Write out the complete material exactly as it stands.

◆ **Entries supplied**
• • • • • • •

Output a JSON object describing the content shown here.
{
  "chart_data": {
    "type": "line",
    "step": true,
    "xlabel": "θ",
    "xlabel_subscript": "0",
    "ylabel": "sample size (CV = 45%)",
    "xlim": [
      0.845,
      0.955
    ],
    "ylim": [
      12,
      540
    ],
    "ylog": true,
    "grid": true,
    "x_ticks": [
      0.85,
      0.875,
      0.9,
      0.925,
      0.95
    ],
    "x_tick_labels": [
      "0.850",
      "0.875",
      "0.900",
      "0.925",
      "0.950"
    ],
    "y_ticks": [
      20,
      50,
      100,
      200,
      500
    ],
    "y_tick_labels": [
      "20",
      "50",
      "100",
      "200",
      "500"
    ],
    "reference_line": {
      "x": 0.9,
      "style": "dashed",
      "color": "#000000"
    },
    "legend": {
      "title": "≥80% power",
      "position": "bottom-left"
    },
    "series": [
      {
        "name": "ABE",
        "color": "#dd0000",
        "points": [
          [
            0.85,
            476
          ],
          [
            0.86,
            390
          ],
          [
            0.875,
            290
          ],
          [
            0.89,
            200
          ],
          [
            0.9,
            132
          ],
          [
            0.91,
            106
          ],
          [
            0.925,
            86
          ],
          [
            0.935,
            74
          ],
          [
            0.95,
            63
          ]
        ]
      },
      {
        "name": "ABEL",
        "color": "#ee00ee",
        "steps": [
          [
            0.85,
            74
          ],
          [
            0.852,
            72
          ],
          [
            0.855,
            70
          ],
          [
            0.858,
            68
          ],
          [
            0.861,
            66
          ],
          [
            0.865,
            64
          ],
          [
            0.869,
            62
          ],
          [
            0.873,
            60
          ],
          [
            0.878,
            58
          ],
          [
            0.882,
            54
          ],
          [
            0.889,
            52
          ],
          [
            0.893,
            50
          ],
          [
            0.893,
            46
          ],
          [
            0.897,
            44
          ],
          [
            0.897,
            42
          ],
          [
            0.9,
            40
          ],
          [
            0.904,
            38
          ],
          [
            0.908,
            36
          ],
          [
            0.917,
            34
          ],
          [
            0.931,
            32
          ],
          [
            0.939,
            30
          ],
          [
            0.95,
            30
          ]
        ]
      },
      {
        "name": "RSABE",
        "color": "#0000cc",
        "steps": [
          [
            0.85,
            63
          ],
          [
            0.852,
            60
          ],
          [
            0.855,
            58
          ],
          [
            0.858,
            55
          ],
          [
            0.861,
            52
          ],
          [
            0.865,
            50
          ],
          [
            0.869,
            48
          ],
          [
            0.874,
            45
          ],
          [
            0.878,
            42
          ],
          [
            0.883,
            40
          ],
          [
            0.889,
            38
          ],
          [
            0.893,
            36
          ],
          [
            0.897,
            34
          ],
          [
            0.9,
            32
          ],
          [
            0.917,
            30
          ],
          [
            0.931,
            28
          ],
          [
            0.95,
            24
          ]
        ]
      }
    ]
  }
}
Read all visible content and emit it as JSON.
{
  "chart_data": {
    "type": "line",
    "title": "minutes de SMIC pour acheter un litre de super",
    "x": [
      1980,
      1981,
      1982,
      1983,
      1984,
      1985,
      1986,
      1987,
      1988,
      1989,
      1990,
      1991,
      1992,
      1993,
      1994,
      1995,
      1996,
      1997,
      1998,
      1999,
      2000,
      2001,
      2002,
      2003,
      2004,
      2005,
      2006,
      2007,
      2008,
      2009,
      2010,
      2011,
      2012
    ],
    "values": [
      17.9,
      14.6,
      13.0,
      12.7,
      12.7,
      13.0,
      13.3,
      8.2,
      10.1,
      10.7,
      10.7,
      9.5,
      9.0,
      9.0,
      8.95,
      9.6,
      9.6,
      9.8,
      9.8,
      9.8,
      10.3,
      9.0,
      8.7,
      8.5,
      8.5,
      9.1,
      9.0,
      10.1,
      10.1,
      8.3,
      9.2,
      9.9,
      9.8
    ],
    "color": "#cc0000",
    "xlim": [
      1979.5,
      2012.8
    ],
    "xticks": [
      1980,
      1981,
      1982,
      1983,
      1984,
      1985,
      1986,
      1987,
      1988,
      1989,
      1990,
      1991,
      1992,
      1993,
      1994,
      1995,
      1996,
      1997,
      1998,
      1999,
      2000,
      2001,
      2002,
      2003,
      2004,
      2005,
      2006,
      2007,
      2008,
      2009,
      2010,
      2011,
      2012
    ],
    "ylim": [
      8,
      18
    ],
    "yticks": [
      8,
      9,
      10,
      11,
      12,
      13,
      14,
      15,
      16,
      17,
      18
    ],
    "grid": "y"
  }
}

• • • • • • •

◆ **Result**
Output a JSON object describing the content shown here.
{
  "chart_data": {
    "type": "line",
    "step": true,
    "xlabel": "θ",
    "xlabel_subscript": "0",
    "ylabel": "sample size (CV = 45%)",
    "xlim": [
      0.845,
      0.955
    ],
    "ylim": [
      12,
      540
    ],
    "ylog": true,
    "grid": true,
    "x_ticks": [
      0.85,
      0.875,
      0.9,
      0.925,
      0.95
    ],
    "x_tick_labels": [
      "0.850",
      "0.875",
      "0.900",
      "0.925",
      "0.950"
    ],
    "y_ticks": [
      20,
      50,
      100,
      200,
      500
    ],
    "y_tick_labels": [
      "20",
      "50",
      "100",
      "200",
      "500"
    ],
    "reference_line": {
      "x": 0.9,
      "style": "dashed",
      "color": "#000000"
    },
    "legend": {
      "title": "≥80% power",
      "position": "bottom-left"
    },
    "series": [
      {
        "name": "ABE",
        "color": "#dd0000",
        "points": [
          [
            0.85,
            476
          ],
          [
            0.86,
            390
          ],
          [
            0.875,
            290
          ],
          [
            0.89,
            200
          ],
          [
            0.9,
            132
          ],
          [
            0.91,
            106
          ],
          [
            0.925,
            86
          ],
          [
            0.935,
            74
          ],
          [
            0.95,
            63
          ]
        ]
      },
      {
        "name": "ABEL",
        "color": "#ee00ee",
        "steps": [
          [
            0.85,
            74
          ],
          [
            0.852,
            72
          ],
          [
            0.855,
            70
          ],
          [
            0.858,
            68
          ],
          [
            0.861,
            66
          ],
          [
            0.865,
            64
          ],
          [
            0.869,
            62
          ],
          [
            0.873,
            60
          ],
          [
            0.878,
            58
          ],
          [
            0.882,
            54
          ],
          [
            0.889,
            52
          ],
          [
            0.893,
            50
          ],
          [
            0.893,
            46
          ],
          [
            0.897,
            44
          ],
          [
            0.897,
            42
          ],
          [
            0.9,
            40
          ],
          [
            0.904,
            38
          ],
          [
            0.908,
            36
          ],
          [
            0.917,
            34
          ],
          [
            0.931,
            32
          ],
          [
            0.939,
            30
          ],
          [
            0.95,
            30
          ]
        ]
      },
      {
        "name": "RSABE",
        "color": "#0000cc",
        "steps": [
          [
            0.85,
            63
          ],
          [
            0.852,
            60
          ],
          [
            0.855,
            58
          ],
          [
            0.858,
            55
          ],
          [
            0.861,
            52
          ],
          [
            0.865,
            50
          ],
          [
            0.869,
            48
          ],
          [
            0.874,
            45
          ],
          [
            0.878,
            42
          ],
          [
            0.883,
            40
          ],
          [
            0.889,
            38
          ],
          [
            0.893,
            36
          ],
          [
            0.897,
            34
          ],
          [
            0.9,
            32
          ],
          [
            0.917,
            30
          ],
          [
            0.931,
            28
          ],
          [
            0.95,
            24
          ]
        ]
      }
    ]
  }
}
Read all visible content and emit it as JSON.
{
  "chart_data": {
    "type": "line",
    "title": "minutes de SMIC pour acheter un litre de super",
    "x": [
      1980,
      1981,
      1982,
      1983,
      1984,
      1985,
      1986,
      1987,
      1988,
      1989,
      1990,
      1991,
      1992,
      1993,
      1994,
      1995,
      1996,
      1997,
      1998,
      1999,
      2000,
      2001,
      2002,
      2003,
      2004,
      2005,
      2006,
      2007,
      2008,
      2009,
      2010,
      2011,
      2012
    ],
    "values": [
      17.9,
      14.6,
      13.0,
      12.7,
      12.7,
      13.0,
      13.3,
      8.2,
      10.1,
      10.7,
      10.7,
      9.5,
      9.0,
      9.0,
      8.95,
      9.6,
      9.6,
      9.8,
      9.8,
      9.8,
      10.3,
      9.0,
      8.7,
      8.5,
      8.5,
      9.1,
      9.0,
      10.1,
      10.1,
      8.3,
      9.2,
      9.9,
      9.8
    ],
    "color": "#cc0000",
    "xlim": [
      1979.5,
      2012.8
    ],
    "xticks": [
      1980,
      1981,
      1982,
      1983,
      1984,
      1985,
      1986,
      1987,
      1988,
      1989,
      1990,
      1991,
      1992,
      1993,
      1994,
      1995,
      1996,
      1997,
      1998,
      1999,
      2000,
      2001,
      2002,
      2003,
      2004,
      2005,
      2006,
      2007,
      2008,
      2009,
      2010,
      2011,
      2012
    ],
    "ylim": [
      8,
      18
    ],
    "yticks": [
      8,
      9,
      10,
      11,
      12,
      13,
      14,
      15,
      16,
      17,
      18
    ],
    "grid": "y"
  }
}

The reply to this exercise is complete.